▶ _Record excerpts_
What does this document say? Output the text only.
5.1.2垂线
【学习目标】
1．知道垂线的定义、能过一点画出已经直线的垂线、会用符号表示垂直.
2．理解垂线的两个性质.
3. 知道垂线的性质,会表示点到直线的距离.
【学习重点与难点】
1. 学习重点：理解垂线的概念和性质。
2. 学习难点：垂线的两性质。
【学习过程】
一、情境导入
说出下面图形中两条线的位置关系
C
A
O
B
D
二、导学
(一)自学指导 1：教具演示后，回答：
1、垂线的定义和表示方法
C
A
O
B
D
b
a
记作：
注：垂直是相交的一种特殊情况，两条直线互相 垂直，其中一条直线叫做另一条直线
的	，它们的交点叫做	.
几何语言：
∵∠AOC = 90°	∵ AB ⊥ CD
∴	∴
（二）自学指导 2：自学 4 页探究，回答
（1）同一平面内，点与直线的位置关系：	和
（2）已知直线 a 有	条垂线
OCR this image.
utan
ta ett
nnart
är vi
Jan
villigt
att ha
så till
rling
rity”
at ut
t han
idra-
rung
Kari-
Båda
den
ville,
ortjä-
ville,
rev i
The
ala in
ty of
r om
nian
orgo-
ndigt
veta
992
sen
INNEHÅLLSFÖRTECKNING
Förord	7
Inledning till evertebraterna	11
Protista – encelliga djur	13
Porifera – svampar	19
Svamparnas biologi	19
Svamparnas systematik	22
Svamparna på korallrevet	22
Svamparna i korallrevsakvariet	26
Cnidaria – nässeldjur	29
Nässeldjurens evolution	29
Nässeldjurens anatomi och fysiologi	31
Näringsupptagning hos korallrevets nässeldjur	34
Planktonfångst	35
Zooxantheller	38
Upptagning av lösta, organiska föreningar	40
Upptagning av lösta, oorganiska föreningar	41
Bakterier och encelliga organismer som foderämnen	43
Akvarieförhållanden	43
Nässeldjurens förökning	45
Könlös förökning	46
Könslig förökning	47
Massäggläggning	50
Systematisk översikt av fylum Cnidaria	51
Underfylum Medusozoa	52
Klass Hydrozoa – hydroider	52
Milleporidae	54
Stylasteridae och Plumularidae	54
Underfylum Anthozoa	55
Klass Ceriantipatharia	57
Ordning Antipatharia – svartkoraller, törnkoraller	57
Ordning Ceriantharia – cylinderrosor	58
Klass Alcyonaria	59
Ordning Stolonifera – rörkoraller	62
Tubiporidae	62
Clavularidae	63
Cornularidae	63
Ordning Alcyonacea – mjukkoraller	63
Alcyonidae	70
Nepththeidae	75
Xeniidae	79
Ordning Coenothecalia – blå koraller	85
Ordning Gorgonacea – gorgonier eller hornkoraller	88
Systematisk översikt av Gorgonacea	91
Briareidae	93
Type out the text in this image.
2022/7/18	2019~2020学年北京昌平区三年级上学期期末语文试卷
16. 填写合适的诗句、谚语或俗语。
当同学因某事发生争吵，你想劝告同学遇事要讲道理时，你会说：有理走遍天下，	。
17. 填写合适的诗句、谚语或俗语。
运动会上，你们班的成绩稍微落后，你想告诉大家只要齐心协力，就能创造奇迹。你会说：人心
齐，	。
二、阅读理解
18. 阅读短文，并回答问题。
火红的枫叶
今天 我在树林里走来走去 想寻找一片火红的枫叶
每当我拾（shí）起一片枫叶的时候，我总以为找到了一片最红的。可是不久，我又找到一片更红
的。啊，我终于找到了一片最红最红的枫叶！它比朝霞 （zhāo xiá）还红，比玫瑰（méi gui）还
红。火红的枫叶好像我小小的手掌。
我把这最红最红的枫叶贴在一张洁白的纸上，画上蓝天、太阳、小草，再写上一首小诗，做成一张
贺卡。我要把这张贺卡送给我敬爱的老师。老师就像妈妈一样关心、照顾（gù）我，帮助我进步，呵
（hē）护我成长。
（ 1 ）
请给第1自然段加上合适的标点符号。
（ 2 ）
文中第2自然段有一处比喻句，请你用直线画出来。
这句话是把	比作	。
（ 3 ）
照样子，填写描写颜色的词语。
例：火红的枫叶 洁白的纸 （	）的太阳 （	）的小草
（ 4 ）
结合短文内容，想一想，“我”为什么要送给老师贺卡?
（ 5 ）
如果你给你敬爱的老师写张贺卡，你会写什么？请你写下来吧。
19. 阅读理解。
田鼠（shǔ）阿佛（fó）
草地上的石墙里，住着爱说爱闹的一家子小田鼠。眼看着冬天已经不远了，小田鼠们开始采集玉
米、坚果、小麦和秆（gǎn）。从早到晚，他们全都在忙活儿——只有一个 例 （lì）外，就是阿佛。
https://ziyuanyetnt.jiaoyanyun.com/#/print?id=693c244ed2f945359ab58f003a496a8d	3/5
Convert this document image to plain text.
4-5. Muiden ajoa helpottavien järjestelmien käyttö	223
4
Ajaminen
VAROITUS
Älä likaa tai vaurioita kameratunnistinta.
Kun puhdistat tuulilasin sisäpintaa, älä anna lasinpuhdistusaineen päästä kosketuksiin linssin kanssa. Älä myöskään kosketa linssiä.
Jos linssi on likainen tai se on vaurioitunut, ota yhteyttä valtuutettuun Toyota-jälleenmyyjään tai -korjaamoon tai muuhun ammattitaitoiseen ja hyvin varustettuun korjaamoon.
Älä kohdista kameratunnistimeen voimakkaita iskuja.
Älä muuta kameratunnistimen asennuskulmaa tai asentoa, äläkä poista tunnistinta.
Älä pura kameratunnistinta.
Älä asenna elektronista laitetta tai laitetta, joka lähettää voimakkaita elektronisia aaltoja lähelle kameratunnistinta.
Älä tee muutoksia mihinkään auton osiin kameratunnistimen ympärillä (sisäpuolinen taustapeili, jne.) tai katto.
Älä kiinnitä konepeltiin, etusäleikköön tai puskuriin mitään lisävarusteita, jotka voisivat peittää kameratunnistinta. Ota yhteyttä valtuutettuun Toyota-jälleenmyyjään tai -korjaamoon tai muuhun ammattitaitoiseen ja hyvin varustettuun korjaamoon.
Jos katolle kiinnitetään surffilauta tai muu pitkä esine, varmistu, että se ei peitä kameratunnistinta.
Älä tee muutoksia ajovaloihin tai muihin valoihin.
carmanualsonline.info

▶ _Challenge_
Every record above should be output exactly.

▶ _Written reply_
What does this document say? Output the text only.
5.1.2垂线
【学习目标】
1．知道垂线的定义、能过一点画出已经直线的垂线、会用符号表示垂直.
2．理解垂线的两个性质.
3. 知道垂线的性质,会表示点到直线的距离.
【学习重点与难点】
1. 学习重点：理解垂线的概念和性质。
2. 学习难点：垂线的两性质。
【学习过程】
一、情境导入
说出下面图形中两条线的位置关系
C
A
O
B
D
二、导学
(一)自学指导 1：教具演示后，回答：
1、垂线的定义和表示方法
C
A
O
B
D
b
a
记作：
注：垂直是相交的一种特殊情况，两条直线互相 垂直，其中一条直线叫做另一条直线
的	，它们的交点叫做	.
几何语言：
∵∠AOC = 90°	∵ AB ⊥ CD
∴	∴
（二）自学指导 2：自学 4 页探究，回答
（1）同一平面内，点与直线的位置关系：	和
（2）已知直线 a 有	条垂线
OCR this image.
utan
ta ett
nnart
är vi
Jan
villigt
att ha
så till
rling
rity”
at ut
t han
idra-
rung
Kari-
Båda
den
ville,
ortjä-
ville,
rev i
The
ala in
ty of
r om
nian
orgo-
ndigt
veta
992
sen
INNEHÅLLSFÖRTECKNING
Förord	7
Inledning till evertebraterna	11
Protista – encelliga djur	13
Porifera – svampar	19
Svamparnas biologi	19
Svamparnas systematik	22
Svamparna på korallrevet	22
Svamparna i korallrevsakvariet	26
Cnidaria – nässeldjur	29
Nässeldjurens evolution	29
Nässeldjurens anatomi och fysiologi	31
Näringsupptagning hos korallrevets nässeldjur	34
Planktonfångst	35
Zooxantheller	38
Upptagning av lösta, organiska föreningar	40
Upptagning av lösta, oorganiska föreningar	41
Bakterier och encelliga organismer som foderämnen	43
Akvarieförhållanden	43
Nässeldjurens förökning	45
Könlös förökning	46
Könslig förökning	47
Massäggläggning	50
Systematisk översikt av fylum Cnidaria	51
Underfylum Medusozoa	52
Klass Hydrozoa – hydroider	52
Milleporidae	54
Stylasteridae och Plumularidae	54
Underfylum Anthozoa	55
Klass Ceriantipatharia	57
Ordning Antipatharia – svartkoraller, törnkoraller	57
Ordning Ceriantharia – cylinderrosor	58
Klass Alcyonaria	59
Ordning Stolonifera – rörkoraller	62
Tubiporidae	62
Clavularidae	63
Cornularidae	63
Ordning Alcyonacea – mjukkoraller	63
Alcyonidae	70
Nepththeidae	75
Xeniidae	79
Ordning Coenothecalia – blå koraller	85
Ordning Gorgonacea – gorgonier eller hornkoraller	88
Systematisk översikt av Gorgonacea	91
Briareidae	93
Type out the text in this image.
2022/7/18	2019~2020学年北京昌平区三年级上学期期末语文试卷
16. 填写合适的诗句、谚语或俗语。
当同学因某事发生争吵，你想劝告同学遇事要讲道理时，你会说：有理走遍天下，	。
17. 填写合适的诗句、谚语或俗语。
运动会上，你们班的成绩稍微落后，你想告诉大家只要齐心协力，就能创造奇迹。你会说：人心
齐，	。
二、阅读理解
18. 阅读短文，并回答问题。
火红的枫叶
今天 我在树林里走来走去 想寻找一片火红的枫叶
每当我拾（shí）起一片枫叶的时候，我总以为找到了一片最红的。可是不久，我又找到一片更红
的。啊，我终于找到了一片最红最红的枫叶！它比朝霞 （zhāo xiá）还红，比玫瑰（méi gui）还
红。火红的枫叶好像我小小的手掌。
我把这最红最红的枫叶贴在一张洁白的纸上，画上蓝天、太阳、小草，再写上一首小诗，做成一张
贺卡。我要把这张贺卡送给我敬爱的老师。老师就像妈妈一样关心、照顾（gù）我，帮助我进步，呵
（hē）护我成长。
（ 1 ）
请给第1自然段加上合适的标点符号。
（ 2 ）
文中第2自然段有一处比喻句，请你用直线画出来。
这句话是把	比作	。
（ 3 ）
照样子，填写描写颜色的词语。
例：火红的枫叶 洁白的纸 （	）的太阳 （	）的小草
（ 4 ）
结合短文内容，想一想，“我”为什么要送给老师贺卡?
（ 5 ）
如果你给你敬爱的老师写张贺卡，你会写什么？请你写下来吧。
19. 阅读理解。
田鼠（shǔ）阿佛（fó）
草地上的石墙里，住着爱说爱闹的一家子小田鼠。眼看着冬天已经不远了，小田鼠们开始采集玉
米、坚果、小麦和秆（gǎn）。从早到晚，他们全都在忙活儿——只有一个 例 （lì）外，就是阿佛。
https://ziyuanyetnt.jiaoyanyun.com/#/print?id=693c244ed2f945359ab58f003a496a8d	3/5
Convert this document image to plain text.
4-5. Muiden ajoa helpottavien järjestelmien käyttö	223
4
Ajaminen
VAROITUS
Älä likaa tai vaurioita kameratunnistinta.
Kun puhdistat tuulilasin sisäpintaa, älä anna lasinpuhdistusaineen päästä kosketuksiin linssin kanssa. Älä myöskään kosketa linssiä.
Jos linssi on likainen tai se on vaurioitunut, ota yhteyttä valtuutettuun Toyota-jälleenmyyjään tai -korjaamoon tai muuhun ammattitaitoiseen ja hyvin varustettuun korjaamoon.
Älä kohdista kameratunnistimeen voimakkaita iskuja.
Älä muuta kameratunnistimen asennuskulmaa tai asentoa, äläkä poista tunnistinta.
Älä pura kameratunnistinta.
Älä asenna elektronista laitetta tai laitetta, joka lähettää voimakkaita elektronisia aaltoja lähelle kameratunnistinta.
Älä tee muutoksia mihinkään auton osiin kameratunnistimen ympärillä (sisäpuolinen taustapeili, jne.) tai katto.
Älä kiinnitä konepeltiin, etusäleikköön tai puskuriin mitään lisävarusteita, jotka voisivat peittää kameratunnistinta. Ota yhteyttä valtuutettuun Toyota-jälleenmyyjään tai -korjaamoon tai muuhun ammattitaitoiseen ja hyvin varustettuun korjaamoon.
Jos katolle kiinnitetään surffilauta tai muu pitkä esine, varmistu, että se ei peitä kameratunnistinta.
Älä tee muutoksia ajovaloihin tai muihin valoihin.
carmanualsonline.info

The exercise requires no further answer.